Give every entry again, word for word.
####
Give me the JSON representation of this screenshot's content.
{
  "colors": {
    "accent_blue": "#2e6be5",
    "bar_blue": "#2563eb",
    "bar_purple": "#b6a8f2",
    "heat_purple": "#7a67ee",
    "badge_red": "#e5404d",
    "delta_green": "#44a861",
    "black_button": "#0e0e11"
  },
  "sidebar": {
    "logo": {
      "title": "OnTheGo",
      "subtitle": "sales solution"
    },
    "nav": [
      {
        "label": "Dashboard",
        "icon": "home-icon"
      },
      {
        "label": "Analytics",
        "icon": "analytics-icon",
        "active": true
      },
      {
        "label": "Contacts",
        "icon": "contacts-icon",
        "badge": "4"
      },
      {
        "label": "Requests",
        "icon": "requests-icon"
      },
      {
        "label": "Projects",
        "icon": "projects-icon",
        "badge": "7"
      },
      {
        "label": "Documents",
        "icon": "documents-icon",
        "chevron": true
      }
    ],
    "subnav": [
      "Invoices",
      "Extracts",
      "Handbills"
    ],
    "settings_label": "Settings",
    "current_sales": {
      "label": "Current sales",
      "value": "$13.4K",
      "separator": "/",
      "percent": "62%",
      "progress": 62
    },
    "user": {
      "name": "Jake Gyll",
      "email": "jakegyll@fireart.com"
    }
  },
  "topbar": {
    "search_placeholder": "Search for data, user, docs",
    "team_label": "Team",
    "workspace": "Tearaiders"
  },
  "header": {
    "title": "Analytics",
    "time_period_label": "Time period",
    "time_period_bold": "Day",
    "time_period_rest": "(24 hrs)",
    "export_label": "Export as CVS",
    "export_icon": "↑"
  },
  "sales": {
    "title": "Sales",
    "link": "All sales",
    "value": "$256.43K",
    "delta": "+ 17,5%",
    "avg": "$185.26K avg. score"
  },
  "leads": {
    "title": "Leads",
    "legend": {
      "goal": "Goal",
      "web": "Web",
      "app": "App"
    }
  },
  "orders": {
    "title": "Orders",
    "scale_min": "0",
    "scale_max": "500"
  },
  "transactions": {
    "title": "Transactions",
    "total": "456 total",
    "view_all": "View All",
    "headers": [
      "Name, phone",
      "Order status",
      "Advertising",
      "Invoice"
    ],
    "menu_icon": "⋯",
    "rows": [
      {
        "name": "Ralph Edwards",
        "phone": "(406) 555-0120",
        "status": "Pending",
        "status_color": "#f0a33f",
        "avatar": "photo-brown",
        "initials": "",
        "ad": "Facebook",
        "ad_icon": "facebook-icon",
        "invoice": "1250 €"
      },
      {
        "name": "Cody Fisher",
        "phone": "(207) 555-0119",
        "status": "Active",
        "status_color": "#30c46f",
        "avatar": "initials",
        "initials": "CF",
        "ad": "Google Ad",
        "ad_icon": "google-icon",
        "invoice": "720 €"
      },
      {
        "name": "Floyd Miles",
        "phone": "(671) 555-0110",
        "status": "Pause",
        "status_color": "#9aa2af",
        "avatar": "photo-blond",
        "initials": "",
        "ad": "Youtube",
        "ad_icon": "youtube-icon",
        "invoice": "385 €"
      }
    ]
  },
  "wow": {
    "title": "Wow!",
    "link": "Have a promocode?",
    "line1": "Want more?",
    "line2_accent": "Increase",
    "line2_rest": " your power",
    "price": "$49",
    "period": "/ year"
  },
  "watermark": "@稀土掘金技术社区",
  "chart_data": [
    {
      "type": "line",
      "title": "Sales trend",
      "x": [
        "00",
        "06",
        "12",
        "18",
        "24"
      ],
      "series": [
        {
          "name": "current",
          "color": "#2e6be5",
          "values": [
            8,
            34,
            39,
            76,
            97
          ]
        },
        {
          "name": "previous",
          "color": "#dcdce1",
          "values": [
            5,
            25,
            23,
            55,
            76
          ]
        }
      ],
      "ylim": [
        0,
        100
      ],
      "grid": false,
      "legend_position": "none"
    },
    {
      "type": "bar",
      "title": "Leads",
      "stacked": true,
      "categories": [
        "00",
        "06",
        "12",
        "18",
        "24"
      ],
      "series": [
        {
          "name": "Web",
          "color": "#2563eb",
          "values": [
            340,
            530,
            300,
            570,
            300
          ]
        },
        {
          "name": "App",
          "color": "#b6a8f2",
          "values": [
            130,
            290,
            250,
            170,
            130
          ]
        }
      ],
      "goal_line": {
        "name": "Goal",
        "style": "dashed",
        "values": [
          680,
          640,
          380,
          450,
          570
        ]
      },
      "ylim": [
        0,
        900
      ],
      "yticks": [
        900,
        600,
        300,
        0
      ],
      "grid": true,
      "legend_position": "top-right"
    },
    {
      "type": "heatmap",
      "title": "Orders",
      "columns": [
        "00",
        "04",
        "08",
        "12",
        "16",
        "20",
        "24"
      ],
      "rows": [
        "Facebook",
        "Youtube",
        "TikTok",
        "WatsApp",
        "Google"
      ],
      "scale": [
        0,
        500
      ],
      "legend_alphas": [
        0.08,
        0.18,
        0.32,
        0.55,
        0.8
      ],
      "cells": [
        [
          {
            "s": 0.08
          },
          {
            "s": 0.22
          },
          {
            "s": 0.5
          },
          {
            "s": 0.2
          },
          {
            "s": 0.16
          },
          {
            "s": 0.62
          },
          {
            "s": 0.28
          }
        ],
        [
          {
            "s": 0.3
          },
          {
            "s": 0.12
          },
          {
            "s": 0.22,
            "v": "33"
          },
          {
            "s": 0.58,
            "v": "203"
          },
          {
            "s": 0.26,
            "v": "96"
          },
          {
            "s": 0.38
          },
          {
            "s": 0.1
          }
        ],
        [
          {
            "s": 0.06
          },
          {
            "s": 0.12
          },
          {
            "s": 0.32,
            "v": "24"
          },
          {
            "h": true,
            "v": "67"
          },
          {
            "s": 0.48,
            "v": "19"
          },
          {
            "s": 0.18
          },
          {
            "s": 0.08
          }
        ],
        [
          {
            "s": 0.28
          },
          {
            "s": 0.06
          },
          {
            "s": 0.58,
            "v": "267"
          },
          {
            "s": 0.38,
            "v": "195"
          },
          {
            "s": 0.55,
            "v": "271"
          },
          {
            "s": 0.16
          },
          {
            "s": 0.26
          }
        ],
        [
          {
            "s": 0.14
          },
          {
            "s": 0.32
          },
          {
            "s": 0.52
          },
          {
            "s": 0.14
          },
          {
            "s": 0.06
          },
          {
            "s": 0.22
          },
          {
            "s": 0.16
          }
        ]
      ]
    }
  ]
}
####
▶ _Task result_
Give me the JSON representation of this screenshot's content.
{
  "colors": {
    "accent_blue": "#2e6be5",
    "bar_blue": "#2563eb",
    "bar_purple": "#b6a8f2",
    "heat_purple": "#7a67ee",
    "badge_red": "#e5404d",
    "delta_green": "#44a861",
    "black_button": "#0e0e11"
  },
  "sidebar": {
    "logo": {
      "title": "OnTheGo",
      "subtitle": "sales solution"
    },
    "nav": [
      {
        "label": "Dashboard",
        "icon": "home-icon"
      },
      {
        "label": "Analytics",
        "icon": "analytics-icon",
        "active": true
      },
      {
        "label": "Contacts",
        "icon": "contacts-icon",
        "badge": "4"
      },
      {
        "label": "Requests",
        "icon": "requests-icon"
      },
      {
        "label": "Projects",
        "icon": "projects-icon",
        "badge": "7"
      },
      {
        "label": "Documents",
        "icon": "documents-icon",
        "chevron": true
      }
    ],
    "subnav": [
      "Invoices",
      "Extracts",
      "Handbills"
    ],
    "settings_label": "Settings",
    "current_sales": {
      "label": "Current sales",
      "value": "$13.4K",
      "separator": "/",
      "percent": "62%",
      "progress": 62
    },
    "user": {
      "name": "Jake Gyll",
      "email": "jakegyll@fireart.com"
    }
  },
  "topbar": {
    "search_placeholder": "Search for data, user, docs",
    "team_label": "Team",
    "workspace": "Tearaiders"
  },
  "header": {
    "title": "Analytics",
    "time_period_label": "Time period",
    "time_period_bold": "Day",
    "time_period_rest": "(24 hrs)",
    "export_label": "Export as CVS",
    "export_icon": "↑"
  },
  "sales": {
    "title": "Sales",
    "link": "All sales",
    "value": "$256.43K",
    "delta": "+ 17,5%",
    "avg": "$185.26K avg. score"
  },
  "leads": {
    "title": "Leads",
    "legend": {
      "goal": "Goal",
      "web": "Web",
      "app": "App"
    }
  },
  "orders": {
    "title": "Orders",
    "scale_min": "0",
    "scale_max": "500"
  },
  "transactions": {
    "title": "Transactions",
    "total": "456 total",
    "view_all": "View All",
    "headers": [
      "Name, phone",
      "Order status",
      "Advertising",
      "Invoice"
    ],
    "menu_icon": "⋯",
    "rows": [
      {
        "name": "Ralph Edwards",
        "phone": "(406) 555-0120",
        "status": "Pending",
        "status_color": "#f0a33f",
        "avatar": "photo-brown",
        "initials": "",
        "ad": "Facebook",
        "ad_icon": "facebook-icon",
        "invoice": "1250 €"
      },
      {
        "name": "Cody Fisher",
        "phone": "(207) 555-0119",
        "status": "Active",
        "status_color": "#30c46f",
        "avatar": "initials",
        "initials": "CF",
        "ad": "Google Ad",
        "ad_icon": "google-icon",
        "invoice": "720 €"
      },
      {
        "name": "Floyd Miles",
        "phone": "(671) 555-0110",
        "status": "Pause",
        "status_color": "#9aa2af",
        "avatar": "photo-blond",
        "initials": "",
        "ad": "Youtube",
        "ad_icon": "youtube-icon",
        "invoice": "385 €"
      }
    ]
  },
  "wow": {
    "title": "Wow!",
    "link": "Have a promocode?",
    "line1": "Want more?",
    "line2_accent": "Increase",
    "line2_rest": " your power",
    "price": "$49",
    "period": "/ year"
  },
  "watermark": "@稀土掘金技术社区",
  "chart_data": [
    {
      "type": "line",
      "title": "Sales trend",
      "x": [
        "00",
        "06",
        "12",
        "18",
        "24"
      ],
      "series": [
        {
          "name": "current",
          "color": "#2e6be5",
          "values": [
            8,
            34,
            39,
            76,
            97
          ]
        },
        {
          "name": "previous",
          "color": "#dcdce1",
          "values": [
            5,
            25,
            23,
            55,
            76
          ]
        }
      ],
      "ylim": [
        0,
        100
      ],
      "grid": false,
      "legend_position": "none"
    },
    {
      "type": "bar",
      "title": "Leads",
      "stacked": true,
      "categories": [
        "00",
        "06",
        "12",
        "18",
        "24"
      ],
      "series": [
        {
          "name": "Web",
          "color": "#2563eb",
          "values": [
            340,
            530,
            300,
            570,
            300
          ]
        },
        {
          "name": "App",
          "color": "#b6a8f2",
          "values": [
            130,
            290,
            250,
            170,
            130
          ]
        }
      ],
      "goal_line": {
        "name": "Goal",
        "style": "dashed",
        "values": [
          680,
          640,
          380,
          450,
          570
        ]
      },
      "ylim": [
        0,
        900
      ],
      "yticks": [
        900,
        600,
        300,
        0
      ],
      "grid": true,
      "legend_position": "top-right"
    },
    {
      "type": "heatmap",
      "title": "Orders",
      "columns": [
        "00",
        "04",
        "08",
        "12",
        "16",
        "20",
        "24"
      ],
      "rows": [
        "Facebook",
        "Youtube",
        "TikTok",
        "WatsApp",
        "Google"
      ],
      "scale": [
        0,
        500
      ],
      "legend_alphas": [
        0.08,
        0.18,
        0.32,
        0.55,
        0.8
      ],
      "cells": [
        [
          {
            "s": 0.08
          },
          {
            "s": 0.22
          },
          {
            "s": 0.5
          },
          {
            "s": 0.2
          },
          {
            "s": 0.16
          },
          {
            "s": 0.62
          },
          {
            "s": 0.28
          }
        ],
        [
          {
            "s": 0.3
          },
          {
            "s": 0.12
          },
          {
            "s": 0.22,
            "v": "33"
          },
          {
            "s": 0.58,
            "v": "203"
          },
          {
            "s": 0.26,
            "v": "96"
          },
          {
            "s": 0.38
          },
          {
            "s": 0.1
          }
        ],
        [
          {
            "s": 0.06
          },
          {
            "s": 0.12
          },
          {
            "s": 0.32,
            "v": "24"
          },
          {
            "h": true,
            "v": "67"
          },
          {
            "s": 0.48,
            "v": "19"
          },
          {
            "s": 0.18
          },
          {
            "s": 0.08
          }
        ],
        [
          {
            "s": 0.28
          },
          {
            "s": 0.06
          },
          {
            "s": 0.58,
            "v": "267"
          },
          {
            "s": 0.38,
            "v": "195"
          },
          {
            "s": 0.55,
            "v": "271"
          },
          {
            "s": 0.16
          },
          {
            "s": 0.26
          }
        ],
        [
          {
            "s": 0.14
          },
          {
            "s": 0.32
          },
          {
            "s": 0.52
          },
          {
            "s": 0.14
          },
          {
            "s": 0.06
          },
          {
            "s": 0.22
          },
          {
            "s": 0.16
          }
        ]
      ]
    }
  ]
}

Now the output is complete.